__Document__.
Today, I want to look at the law given in the Old Covenant that is put away because of Christ and the New Covenant, or because it was determined by God to only be for a particular people, a particular purpose, and a particular time. We see examples of this in our reading in Exodus 21 and on. These laws lead us right into our definition of Positive Law.
Positive Law: Law and commands based on the will of God for a particular people, a particular purpose, and a particular time.
Our study today on Positive Law might not seem to be super applicable to your daily life, but I want to plead with you to reconsider, as it will help you rightly study God’s word. Improvements to help us rightly divide the word of God are so needed, as we often are guilty of reading God’s word and misunderstanding or misapplying what it is saying. We cannot afford to do this.
Our study today is also important because if you’ve grown up in the church, you’ve likely been told that we don’t follow all of the commands we see in the Bible because they don’t apply to us in the here and now. And, generally speaking, this is true, but we need to be very careful in this. We need an informed way of making determinations about what applies to us here and now and what does not. There are many ill-informed Christians with wrong understandings about these things, living lives in disobedience to standing law. And on the other hand, there are ill-informed people who are adding non-biblical law to people, doing exactly what the Pharisees did. We must avoid these two serious errors.
As our definition states, Positive Law is law and commands based on the will of God for a particular people, a particular purpose, and a particular time. What this means is there are commands that God has given throughout human history that do not apply to everyone.

__Collected data__.
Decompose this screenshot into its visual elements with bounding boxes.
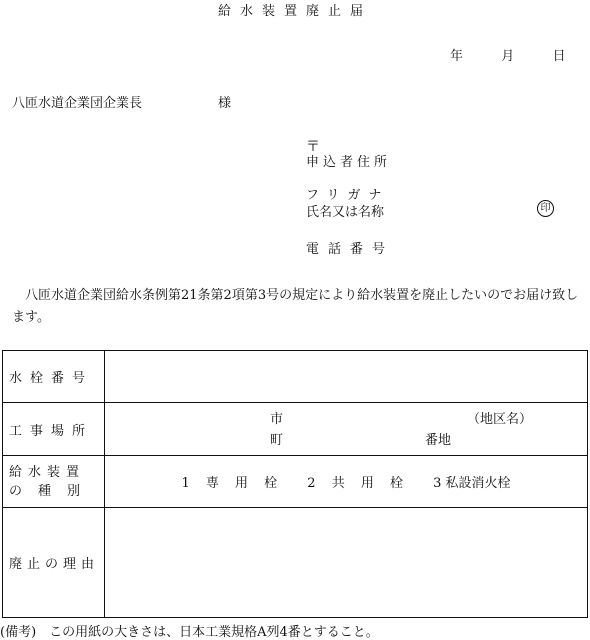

__Objective__. Decide whether each statement agrees with the text on Positive Law, answering yes or no and quoting the text's deciding words: (a) The text's examples of such law come from a reading in Leviticus 19. (b) Positive Law is defined as law and commands based on the will of God for a particular people, purpose, and time. (c) The text holds that every command God has given applies to everyone.

__Answer__.
(a) No: "We see examples of this in our reading in Exodus 21 and on."
(b) Yes: "Positive Law: Law and commands based on the will of God for a particular people, a particular purpose, and a particular time."
(c) No: "there are commands that God has given throughout human history that do not apply to everyone."